§ Required task:
Quote the whole listing verbatim.

§ Entries provided:
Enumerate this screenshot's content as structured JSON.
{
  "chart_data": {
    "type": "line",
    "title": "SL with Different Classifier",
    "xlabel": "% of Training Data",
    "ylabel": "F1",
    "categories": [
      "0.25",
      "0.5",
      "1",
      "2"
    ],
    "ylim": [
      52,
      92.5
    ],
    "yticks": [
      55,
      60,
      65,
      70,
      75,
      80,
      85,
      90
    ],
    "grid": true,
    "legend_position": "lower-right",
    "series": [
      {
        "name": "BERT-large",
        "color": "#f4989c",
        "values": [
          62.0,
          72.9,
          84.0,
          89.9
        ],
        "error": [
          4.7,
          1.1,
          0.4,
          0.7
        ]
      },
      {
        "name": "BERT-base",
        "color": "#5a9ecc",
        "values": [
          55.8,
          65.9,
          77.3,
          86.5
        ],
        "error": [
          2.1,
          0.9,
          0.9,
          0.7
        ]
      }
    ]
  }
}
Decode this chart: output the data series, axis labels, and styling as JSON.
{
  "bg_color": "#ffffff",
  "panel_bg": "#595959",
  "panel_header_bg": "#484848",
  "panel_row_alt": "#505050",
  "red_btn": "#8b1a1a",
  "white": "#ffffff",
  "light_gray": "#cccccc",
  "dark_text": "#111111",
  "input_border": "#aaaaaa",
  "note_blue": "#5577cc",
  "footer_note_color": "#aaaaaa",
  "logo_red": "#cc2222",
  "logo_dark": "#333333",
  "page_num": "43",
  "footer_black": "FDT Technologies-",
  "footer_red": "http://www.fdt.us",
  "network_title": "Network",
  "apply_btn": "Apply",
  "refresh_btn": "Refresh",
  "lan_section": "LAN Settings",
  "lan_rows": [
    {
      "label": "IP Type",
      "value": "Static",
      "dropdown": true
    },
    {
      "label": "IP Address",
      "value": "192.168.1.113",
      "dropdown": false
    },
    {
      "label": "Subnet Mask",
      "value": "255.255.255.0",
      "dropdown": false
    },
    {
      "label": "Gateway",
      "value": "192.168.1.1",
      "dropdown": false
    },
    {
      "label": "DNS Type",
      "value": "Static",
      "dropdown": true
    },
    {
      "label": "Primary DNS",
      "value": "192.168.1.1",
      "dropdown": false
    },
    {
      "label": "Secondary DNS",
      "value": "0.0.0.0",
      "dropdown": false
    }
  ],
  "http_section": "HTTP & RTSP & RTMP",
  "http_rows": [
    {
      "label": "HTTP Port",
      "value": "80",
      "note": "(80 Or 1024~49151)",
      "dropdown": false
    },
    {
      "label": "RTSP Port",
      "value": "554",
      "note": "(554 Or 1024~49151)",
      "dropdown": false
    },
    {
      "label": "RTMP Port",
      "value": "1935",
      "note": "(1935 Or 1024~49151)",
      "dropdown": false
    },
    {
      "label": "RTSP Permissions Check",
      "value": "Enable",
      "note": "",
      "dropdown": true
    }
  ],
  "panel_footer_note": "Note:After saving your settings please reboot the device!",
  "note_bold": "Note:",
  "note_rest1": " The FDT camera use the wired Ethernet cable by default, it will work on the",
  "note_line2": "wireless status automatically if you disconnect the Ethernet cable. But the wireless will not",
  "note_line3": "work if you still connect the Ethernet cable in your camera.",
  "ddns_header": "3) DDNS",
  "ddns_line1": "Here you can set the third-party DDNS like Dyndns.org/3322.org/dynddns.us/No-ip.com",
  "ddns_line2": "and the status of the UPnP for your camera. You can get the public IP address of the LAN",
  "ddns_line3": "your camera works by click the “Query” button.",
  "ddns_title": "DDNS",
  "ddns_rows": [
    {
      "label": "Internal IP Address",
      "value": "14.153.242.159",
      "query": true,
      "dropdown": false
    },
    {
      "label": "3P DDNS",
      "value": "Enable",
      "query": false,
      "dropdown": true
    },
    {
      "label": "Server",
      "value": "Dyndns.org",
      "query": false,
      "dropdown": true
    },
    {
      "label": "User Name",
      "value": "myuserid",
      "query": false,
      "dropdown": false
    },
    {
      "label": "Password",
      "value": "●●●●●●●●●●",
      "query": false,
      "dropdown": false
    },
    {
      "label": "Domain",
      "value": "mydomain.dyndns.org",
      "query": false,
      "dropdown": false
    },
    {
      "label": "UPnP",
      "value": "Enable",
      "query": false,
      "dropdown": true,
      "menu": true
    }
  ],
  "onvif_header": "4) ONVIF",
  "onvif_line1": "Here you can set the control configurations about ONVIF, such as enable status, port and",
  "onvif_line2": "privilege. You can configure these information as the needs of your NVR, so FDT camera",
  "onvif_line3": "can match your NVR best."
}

§ Exercise output:
Enumerate this screenshot's content as structured JSON.
{
  "chart_data": {
    "type": "line",
    "title": "SL with Different Classifier",
    "xlabel": "% of Training Data",
    "ylabel": "F1",
    "categories": [
      "0.25",
      "0.5",
      "1",
      "2"
    ],
    "ylim": [
      52,
      92.5
    ],
    "yticks": [
      55,
      60,
      65,
      70,
      75,
      80,
      85,
      90
    ],
    "grid": true,
    "legend_position": "lower-right",
    "series": [
      {
        "name": "BERT-large",
        "color": "#f4989c",
        "values": [
          62.0,
          72.9,
          84.0,
          89.9
        ],
        "error": [
          4.7,
          1.1,
          0.4,
          0.7
        ]
      },
      {
        "name": "BERT-base",
        "color": "#5a9ecc",
        "values": [
          55.8,
          65.9,
          77.3,
          86.5
        ],
        "error": [
          2.1,
          0.9,
          0.9,
          0.7
        ]
      }
    ]
  }
}
Decode this chart: output the data series, axis labels, and styling as JSON.
{
  "bg_color": "#ffffff",
  "panel_bg": "#595959",
  "panel_header_bg": "#484848",
  "panel_row_alt": "#505050",
  "red_btn": "#8b1a1a",
  "white": "#ffffff",
  "light_gray": "#cccccc",
  "dark_text": "#111111",
  "input_border": "#aaaaaa",
  "note_blue": "#5577cc",
  "footer_note_color": "#aaaaaa",
  "logo_red": "#cc2222",
  "logo_dark": "#333333",
  "page_num": "43",
  "footer_black": "FDT Technologies-",
  "footer_red": "http://www.fdt.us",
  "network_title": "Network",
  "apply_btn": "Apply",
  "refresh_btn": "Refresh",
  "lan_section": "LAN Settings",
  "lan_rows": [
    {
      "label": "IP Type",
      "value": "Static",
      "dropdown": true
    },
    {
      "label": "IP Address",
      "value": "192.168.1.113",
      "dropdown": false
    },
    {
      "label": "Subnet Mask",
      "value": "255.255.255.0",
      "dropdown": false
    },
    {
      "label": "Gateway",
      "value": "192.168.1.1",
      "dropdown": false
    },
    {
      "label": "DNS Type",
      "value": "Static",
      "dropdown": true
    },
    {
      "label": "Primary DNS",
      "value": "192.168.1.1",
      "dropdown": false
    },
    {
      "label": "Secondary DNS",
      "value": "0.0.0.0",
      "dropdown": false
    }
  ],
  "http_section": "HTTP & RTSP & RTMP",
  "http_rows": [
    {
      "label": "HTTP Port",
      "value": "80",
      "note": "(80 Or 1024~49151)",
      "dropdown": false
    },
    {
      "label": "RTSP Port",
      "value": "554",
      "note": "(554 Or 1024~49151)",
      "dropdown": false
    },
    {
      "label": "RTMP Port",
      "value": "1935",
      "note": "(1935 Or 1024~49151)",
      "dropdown": false
    },
    {
      "label": "RTSP Permissions Check",
      "value": "Enable",
      "note": "",
      "dropdown": true
    }
  ],
  "panel_footer_note": "Note:After saving your settings please reboot the device!",
  "note_bold": "Note:",
  "note_rest1": " The FDT camera use the wired Ethernet cable by default, it will work on the",
  "note_line2": "wireless status automatically if you disconnect the Ethernet cable. But the wireless will not",
  "note_line3": "work if you still connect the Ethernet cable in your camera.",
  "ddns_header": "3) DDNS",
  "ddns_line1": "Here you can set the third-party DDNS like Dyndns.org/3322.org/dynddns.us/No-ip.com",
  "ddns_line2": "and the status of the UPnP for your camera. You can get the public IP address of the LAN",
  "ddns_line3": "your camera works by click the “Query” button.",
  "ddns_title": "DDNS",
  "ddns_rows": [
    {
      "label": "Internal IP Address",
      "value": "14.153.242.159",
      "query": true,
      "dropdown": false
    },
    {
      "label": "3P DDNS",
      "value": "Enable",
      "query": false,
      "dropdown": true
    },
    {
      "label": "Server",
      "value": "Dyndns.org",
      "query": false,
      "dropdown": true
    },
    {
      "label": "User Name",
      "value": "myuserid",
      "query": false,
      "dropdown": false
    },
    {
      "label": "Password",
      "value": "●●●●●●●●●●",
      "query": false,
      "dropdown": false
    },
    {
      "label": "Domain",
      "value": "mydomain.dyndns.org",
      "query": false,
      "dropdown": false
    },
    {
      "label": "UPnP",
      "value": "Enable",
      "query": false,
      "dropdown": true,
      "menu": true
    }
  ],
  "onvif_header": "4) ONVIF",
  "onvif_line1": "Here you can set the control configurations about ONVIF, such as enable status, port and",
  "onvif_line2": "privilege. You can configure these information as the needs of your NVR, so FDT camera",
  "onvif_line3": "can match your NVR best."
}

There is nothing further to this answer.